Problem to solve:
In the data below, locate each line with the word "this" and list it.

Dataset excerpts:
────────────────────────────────────────

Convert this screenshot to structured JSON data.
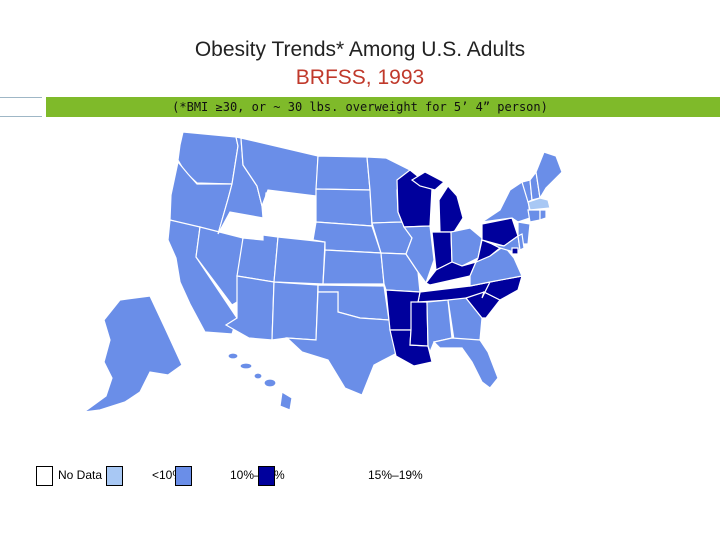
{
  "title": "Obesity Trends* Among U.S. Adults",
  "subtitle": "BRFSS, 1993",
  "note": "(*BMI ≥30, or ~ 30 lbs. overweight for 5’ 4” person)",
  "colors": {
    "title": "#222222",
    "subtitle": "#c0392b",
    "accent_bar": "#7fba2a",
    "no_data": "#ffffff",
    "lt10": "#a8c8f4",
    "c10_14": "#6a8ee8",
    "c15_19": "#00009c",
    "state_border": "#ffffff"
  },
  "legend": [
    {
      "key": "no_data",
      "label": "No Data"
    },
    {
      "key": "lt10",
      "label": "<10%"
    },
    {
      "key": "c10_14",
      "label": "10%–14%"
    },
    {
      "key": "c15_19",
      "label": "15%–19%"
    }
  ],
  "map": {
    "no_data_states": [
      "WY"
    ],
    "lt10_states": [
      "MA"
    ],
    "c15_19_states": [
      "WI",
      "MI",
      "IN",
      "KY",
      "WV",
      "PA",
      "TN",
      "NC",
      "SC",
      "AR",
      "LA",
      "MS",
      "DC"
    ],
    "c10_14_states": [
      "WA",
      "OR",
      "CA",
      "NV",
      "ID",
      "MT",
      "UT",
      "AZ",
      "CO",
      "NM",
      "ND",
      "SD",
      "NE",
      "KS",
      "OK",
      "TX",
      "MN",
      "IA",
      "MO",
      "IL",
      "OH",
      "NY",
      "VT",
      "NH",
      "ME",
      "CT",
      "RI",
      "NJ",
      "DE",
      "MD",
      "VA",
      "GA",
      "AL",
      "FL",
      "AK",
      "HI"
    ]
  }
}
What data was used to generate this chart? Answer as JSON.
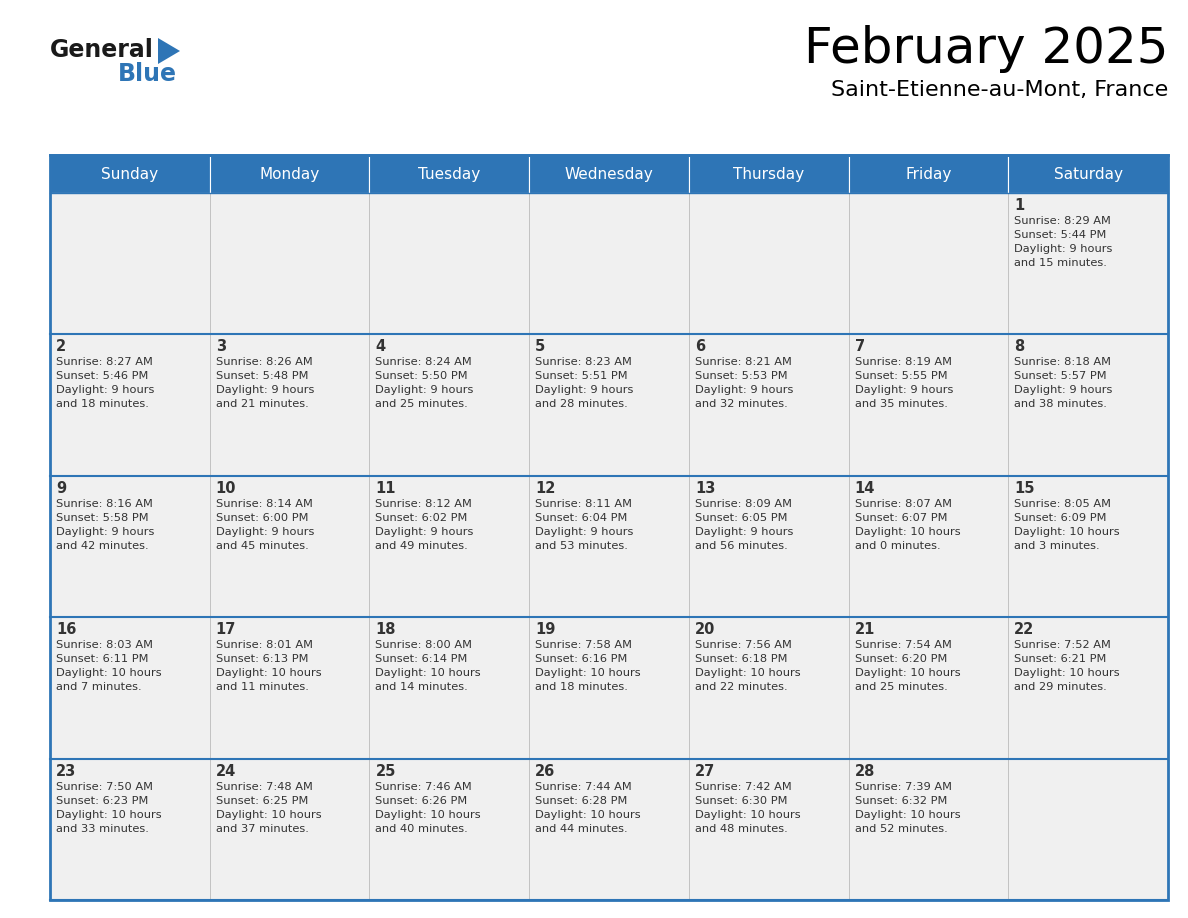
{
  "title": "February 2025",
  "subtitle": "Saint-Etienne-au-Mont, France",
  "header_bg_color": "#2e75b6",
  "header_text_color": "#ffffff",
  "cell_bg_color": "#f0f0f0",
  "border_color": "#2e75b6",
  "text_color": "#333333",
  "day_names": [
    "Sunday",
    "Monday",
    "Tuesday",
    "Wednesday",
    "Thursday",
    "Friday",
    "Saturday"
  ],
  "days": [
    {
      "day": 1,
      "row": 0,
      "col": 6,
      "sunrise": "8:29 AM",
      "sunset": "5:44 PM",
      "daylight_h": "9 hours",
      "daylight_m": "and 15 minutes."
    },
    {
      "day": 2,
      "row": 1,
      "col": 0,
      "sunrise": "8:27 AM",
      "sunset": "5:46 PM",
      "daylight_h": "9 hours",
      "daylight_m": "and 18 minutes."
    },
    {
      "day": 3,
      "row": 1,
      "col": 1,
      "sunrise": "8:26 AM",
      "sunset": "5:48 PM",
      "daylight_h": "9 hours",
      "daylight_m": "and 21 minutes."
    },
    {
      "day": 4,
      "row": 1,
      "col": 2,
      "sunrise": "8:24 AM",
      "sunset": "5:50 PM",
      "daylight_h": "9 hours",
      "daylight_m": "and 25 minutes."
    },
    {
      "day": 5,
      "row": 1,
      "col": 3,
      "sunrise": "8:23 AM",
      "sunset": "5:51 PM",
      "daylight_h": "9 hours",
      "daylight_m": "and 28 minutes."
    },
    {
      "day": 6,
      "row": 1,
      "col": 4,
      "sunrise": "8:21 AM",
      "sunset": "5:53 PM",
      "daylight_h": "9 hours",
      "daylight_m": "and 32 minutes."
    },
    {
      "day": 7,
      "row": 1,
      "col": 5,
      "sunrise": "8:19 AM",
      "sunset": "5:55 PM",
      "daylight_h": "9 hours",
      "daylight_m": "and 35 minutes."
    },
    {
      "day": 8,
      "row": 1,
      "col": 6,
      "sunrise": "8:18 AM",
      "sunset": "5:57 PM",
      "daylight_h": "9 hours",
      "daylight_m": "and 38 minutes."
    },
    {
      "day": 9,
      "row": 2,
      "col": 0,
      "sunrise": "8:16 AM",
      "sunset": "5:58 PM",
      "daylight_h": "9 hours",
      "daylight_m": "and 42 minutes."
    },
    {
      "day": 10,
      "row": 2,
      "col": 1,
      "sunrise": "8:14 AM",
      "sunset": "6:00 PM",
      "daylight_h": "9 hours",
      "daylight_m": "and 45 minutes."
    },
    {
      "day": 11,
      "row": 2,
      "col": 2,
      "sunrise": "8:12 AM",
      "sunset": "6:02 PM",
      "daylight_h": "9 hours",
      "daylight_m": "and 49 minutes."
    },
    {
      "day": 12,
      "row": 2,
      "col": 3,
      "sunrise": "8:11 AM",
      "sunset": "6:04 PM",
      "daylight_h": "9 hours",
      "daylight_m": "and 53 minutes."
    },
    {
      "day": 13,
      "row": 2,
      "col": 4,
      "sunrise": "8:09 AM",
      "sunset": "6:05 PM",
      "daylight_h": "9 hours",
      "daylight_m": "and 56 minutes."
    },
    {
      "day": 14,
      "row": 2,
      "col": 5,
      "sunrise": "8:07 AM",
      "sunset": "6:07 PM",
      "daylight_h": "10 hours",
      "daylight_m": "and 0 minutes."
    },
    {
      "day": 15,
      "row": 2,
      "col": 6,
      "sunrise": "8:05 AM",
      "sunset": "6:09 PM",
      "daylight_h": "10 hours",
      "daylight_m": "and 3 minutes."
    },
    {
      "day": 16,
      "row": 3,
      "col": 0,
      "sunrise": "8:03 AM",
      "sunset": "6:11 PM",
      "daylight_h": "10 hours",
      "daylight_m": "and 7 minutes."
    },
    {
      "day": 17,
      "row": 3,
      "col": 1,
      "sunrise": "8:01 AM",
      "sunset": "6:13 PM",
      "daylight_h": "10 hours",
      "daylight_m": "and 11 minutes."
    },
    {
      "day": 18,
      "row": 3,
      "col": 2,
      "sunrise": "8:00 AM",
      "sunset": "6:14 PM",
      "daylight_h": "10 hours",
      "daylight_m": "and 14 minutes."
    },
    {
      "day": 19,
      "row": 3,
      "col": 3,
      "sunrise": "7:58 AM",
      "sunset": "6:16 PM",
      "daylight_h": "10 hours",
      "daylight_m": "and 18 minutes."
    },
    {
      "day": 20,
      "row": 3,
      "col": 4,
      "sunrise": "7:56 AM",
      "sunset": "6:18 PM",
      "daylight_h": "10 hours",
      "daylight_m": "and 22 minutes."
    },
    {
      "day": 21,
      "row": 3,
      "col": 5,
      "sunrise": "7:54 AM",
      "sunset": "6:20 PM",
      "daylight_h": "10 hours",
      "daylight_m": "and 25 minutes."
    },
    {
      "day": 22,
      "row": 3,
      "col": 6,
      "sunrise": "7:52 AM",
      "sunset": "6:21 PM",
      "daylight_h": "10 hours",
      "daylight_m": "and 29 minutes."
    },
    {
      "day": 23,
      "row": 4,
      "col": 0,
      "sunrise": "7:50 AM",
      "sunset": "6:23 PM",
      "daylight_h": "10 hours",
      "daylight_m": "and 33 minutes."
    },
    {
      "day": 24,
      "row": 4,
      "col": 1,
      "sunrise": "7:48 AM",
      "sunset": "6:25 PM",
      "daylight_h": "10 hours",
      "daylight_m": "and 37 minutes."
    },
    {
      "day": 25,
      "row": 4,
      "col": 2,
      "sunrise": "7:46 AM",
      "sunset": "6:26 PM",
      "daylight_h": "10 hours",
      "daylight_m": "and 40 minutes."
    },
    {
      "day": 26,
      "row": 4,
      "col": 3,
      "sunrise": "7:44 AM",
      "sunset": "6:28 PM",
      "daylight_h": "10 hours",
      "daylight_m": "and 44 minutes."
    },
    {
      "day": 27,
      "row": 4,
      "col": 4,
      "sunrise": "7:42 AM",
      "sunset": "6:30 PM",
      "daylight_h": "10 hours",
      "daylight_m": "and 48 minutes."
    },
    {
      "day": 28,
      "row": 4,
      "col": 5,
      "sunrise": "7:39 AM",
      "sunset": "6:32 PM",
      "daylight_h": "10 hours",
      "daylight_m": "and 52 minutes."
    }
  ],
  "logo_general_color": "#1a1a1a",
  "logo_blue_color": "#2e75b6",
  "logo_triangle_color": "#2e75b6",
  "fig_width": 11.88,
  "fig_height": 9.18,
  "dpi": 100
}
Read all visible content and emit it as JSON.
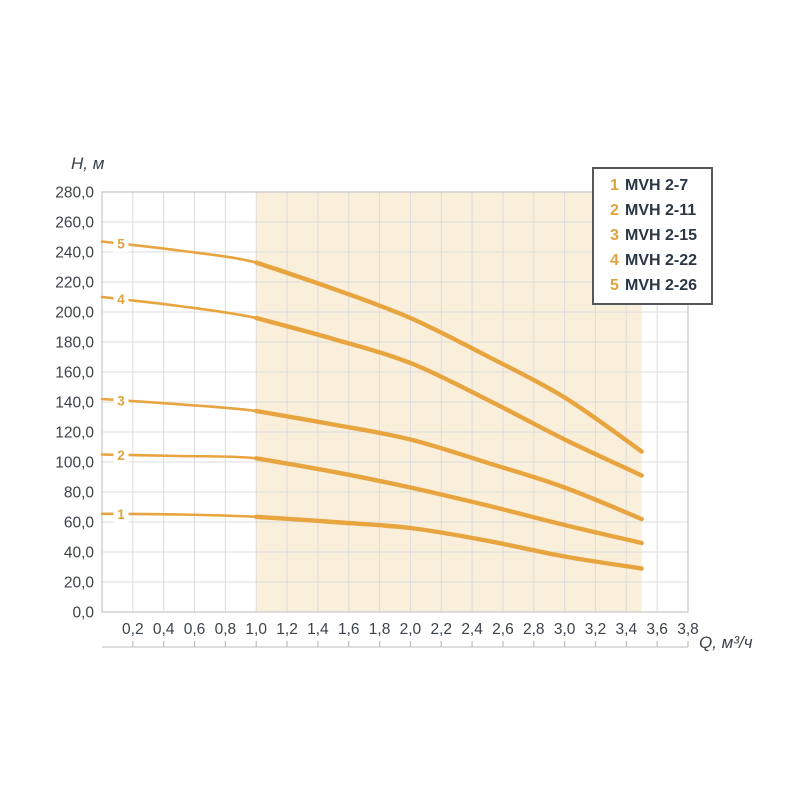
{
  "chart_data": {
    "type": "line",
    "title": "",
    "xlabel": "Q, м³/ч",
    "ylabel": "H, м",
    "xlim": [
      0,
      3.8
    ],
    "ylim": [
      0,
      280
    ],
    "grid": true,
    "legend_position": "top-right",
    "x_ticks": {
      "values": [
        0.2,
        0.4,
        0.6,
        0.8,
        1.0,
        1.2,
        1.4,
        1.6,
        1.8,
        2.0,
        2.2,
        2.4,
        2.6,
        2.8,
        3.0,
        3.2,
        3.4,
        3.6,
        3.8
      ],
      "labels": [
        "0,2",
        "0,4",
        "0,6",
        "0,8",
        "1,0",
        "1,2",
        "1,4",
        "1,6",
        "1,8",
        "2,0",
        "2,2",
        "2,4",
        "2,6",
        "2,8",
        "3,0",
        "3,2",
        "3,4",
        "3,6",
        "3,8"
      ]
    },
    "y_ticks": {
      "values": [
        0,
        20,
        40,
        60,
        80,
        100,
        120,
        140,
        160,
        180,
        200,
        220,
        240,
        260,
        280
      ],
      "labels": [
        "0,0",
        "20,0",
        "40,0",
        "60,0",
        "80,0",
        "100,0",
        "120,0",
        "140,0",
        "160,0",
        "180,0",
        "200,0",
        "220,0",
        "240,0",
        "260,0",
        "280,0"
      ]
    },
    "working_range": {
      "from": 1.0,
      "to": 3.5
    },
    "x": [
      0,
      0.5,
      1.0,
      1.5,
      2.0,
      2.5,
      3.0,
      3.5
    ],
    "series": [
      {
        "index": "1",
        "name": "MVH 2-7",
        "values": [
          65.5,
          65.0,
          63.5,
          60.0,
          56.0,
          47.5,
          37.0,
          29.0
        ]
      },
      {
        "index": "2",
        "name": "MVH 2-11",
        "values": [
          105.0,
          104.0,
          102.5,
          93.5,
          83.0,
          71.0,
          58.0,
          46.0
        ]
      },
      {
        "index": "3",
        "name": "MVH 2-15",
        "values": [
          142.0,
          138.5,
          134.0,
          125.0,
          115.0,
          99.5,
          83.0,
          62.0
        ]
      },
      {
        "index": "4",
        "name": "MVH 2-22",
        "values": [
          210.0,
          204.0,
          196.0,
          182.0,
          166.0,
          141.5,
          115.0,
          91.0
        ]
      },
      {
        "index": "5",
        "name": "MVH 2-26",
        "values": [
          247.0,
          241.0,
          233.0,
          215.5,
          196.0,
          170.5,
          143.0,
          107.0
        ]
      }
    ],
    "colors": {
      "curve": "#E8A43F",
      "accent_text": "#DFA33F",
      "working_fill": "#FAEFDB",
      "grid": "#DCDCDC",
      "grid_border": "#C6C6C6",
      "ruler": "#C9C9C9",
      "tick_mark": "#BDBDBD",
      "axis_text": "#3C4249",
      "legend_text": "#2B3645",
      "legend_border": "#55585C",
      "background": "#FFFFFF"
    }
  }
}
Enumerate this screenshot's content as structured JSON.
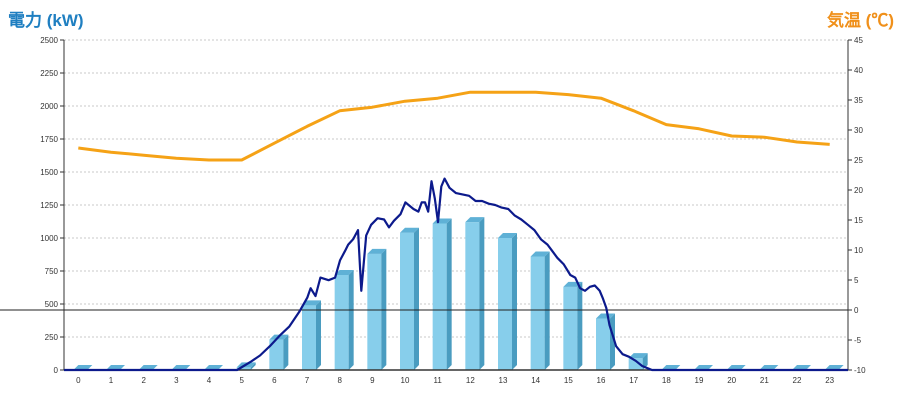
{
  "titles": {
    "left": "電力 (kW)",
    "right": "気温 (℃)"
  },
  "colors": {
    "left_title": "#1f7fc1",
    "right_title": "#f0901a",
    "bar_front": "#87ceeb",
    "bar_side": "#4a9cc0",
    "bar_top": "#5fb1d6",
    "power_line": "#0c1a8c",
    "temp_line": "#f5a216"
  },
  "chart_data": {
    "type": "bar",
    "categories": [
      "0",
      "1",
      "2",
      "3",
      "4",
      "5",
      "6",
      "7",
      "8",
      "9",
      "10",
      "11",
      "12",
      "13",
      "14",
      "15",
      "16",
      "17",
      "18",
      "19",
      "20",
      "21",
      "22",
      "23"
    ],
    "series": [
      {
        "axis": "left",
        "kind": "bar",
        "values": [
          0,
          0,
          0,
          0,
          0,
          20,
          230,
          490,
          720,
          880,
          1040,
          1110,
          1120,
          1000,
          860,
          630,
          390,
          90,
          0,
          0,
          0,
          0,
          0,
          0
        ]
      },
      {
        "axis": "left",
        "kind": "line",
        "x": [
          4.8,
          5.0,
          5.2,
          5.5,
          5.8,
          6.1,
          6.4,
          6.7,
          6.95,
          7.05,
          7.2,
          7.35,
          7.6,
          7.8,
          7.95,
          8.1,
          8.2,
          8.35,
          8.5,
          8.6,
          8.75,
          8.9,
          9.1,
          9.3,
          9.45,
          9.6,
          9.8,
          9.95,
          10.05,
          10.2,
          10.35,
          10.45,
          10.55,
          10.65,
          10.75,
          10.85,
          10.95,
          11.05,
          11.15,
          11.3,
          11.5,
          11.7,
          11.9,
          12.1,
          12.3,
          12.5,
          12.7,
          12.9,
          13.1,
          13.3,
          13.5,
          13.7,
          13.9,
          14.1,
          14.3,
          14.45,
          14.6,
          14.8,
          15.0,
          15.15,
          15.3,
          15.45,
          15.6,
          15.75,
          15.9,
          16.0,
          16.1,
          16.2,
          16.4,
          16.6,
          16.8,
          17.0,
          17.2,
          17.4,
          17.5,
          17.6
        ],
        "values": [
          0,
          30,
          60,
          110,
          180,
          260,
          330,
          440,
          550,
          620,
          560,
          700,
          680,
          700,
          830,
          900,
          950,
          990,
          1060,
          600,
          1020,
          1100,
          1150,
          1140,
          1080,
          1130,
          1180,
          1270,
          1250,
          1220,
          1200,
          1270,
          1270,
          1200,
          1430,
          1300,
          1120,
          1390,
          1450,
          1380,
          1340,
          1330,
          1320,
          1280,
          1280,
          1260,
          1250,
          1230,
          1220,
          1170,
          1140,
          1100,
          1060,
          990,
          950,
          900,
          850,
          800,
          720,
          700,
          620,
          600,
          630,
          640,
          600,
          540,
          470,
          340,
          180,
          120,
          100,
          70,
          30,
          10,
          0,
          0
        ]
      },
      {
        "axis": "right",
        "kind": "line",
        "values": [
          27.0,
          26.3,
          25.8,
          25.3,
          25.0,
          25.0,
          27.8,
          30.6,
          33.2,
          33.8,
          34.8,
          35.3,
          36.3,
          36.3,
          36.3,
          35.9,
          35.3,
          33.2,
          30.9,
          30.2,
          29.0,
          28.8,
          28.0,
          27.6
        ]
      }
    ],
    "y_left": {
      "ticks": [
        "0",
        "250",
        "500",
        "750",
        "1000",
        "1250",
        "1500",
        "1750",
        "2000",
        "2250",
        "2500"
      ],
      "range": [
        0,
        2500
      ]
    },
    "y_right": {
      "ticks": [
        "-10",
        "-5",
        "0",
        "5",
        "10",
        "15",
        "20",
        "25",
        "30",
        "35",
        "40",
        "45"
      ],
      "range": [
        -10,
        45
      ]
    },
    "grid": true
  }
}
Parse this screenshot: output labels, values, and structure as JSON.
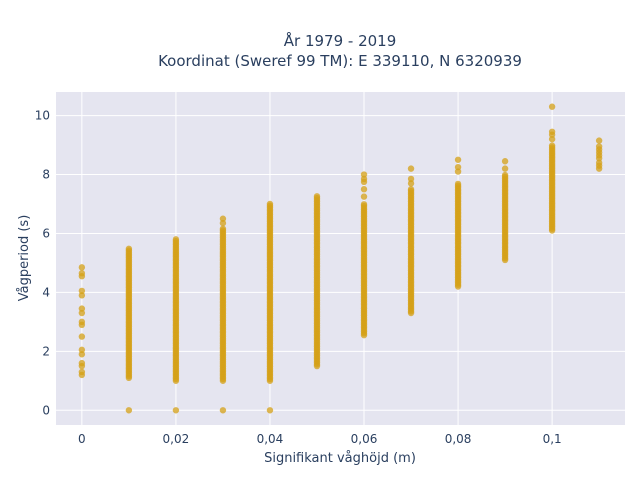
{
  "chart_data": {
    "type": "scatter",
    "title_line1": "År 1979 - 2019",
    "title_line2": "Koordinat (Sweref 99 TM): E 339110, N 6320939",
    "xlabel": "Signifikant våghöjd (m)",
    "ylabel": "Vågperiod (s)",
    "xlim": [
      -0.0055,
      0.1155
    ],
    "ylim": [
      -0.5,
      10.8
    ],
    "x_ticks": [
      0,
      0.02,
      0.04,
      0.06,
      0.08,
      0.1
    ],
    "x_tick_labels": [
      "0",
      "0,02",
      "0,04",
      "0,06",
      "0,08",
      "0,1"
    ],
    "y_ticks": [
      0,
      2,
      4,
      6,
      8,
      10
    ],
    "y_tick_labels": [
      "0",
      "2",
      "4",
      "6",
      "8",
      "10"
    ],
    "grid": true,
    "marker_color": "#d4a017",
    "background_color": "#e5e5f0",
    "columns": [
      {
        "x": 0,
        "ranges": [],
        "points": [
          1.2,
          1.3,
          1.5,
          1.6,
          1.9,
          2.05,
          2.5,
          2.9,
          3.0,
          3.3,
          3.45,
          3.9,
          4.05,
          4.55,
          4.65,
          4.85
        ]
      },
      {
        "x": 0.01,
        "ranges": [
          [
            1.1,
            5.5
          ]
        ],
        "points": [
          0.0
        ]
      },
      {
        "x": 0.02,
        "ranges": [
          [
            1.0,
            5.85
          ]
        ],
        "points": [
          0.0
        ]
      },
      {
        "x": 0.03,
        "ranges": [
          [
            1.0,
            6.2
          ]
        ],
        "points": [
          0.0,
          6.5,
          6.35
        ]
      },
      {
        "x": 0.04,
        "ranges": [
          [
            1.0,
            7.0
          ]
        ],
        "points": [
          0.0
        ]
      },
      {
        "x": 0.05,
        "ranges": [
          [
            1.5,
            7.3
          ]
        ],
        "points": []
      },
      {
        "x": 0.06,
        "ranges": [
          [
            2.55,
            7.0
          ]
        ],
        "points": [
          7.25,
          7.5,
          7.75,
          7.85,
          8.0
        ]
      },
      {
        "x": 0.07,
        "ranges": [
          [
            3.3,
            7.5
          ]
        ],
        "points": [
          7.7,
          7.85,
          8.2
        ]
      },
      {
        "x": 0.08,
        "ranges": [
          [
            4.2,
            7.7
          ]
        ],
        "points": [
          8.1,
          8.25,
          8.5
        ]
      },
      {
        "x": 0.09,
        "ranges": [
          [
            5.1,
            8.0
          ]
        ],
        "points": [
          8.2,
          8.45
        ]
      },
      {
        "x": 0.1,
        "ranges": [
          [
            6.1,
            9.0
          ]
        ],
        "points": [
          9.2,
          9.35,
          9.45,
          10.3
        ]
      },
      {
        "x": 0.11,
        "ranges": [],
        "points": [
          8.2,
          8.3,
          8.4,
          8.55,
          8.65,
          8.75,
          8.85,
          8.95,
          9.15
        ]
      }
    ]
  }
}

────────────────────────────────────────

Final answer:
Convert this screenshot to structured JSON data.
What data was used to generate this chart? Answer as JSON.
Enumerate this screenshot's content as structured JSON.
Parse this screenshot: output labels, values, and structure as JSON.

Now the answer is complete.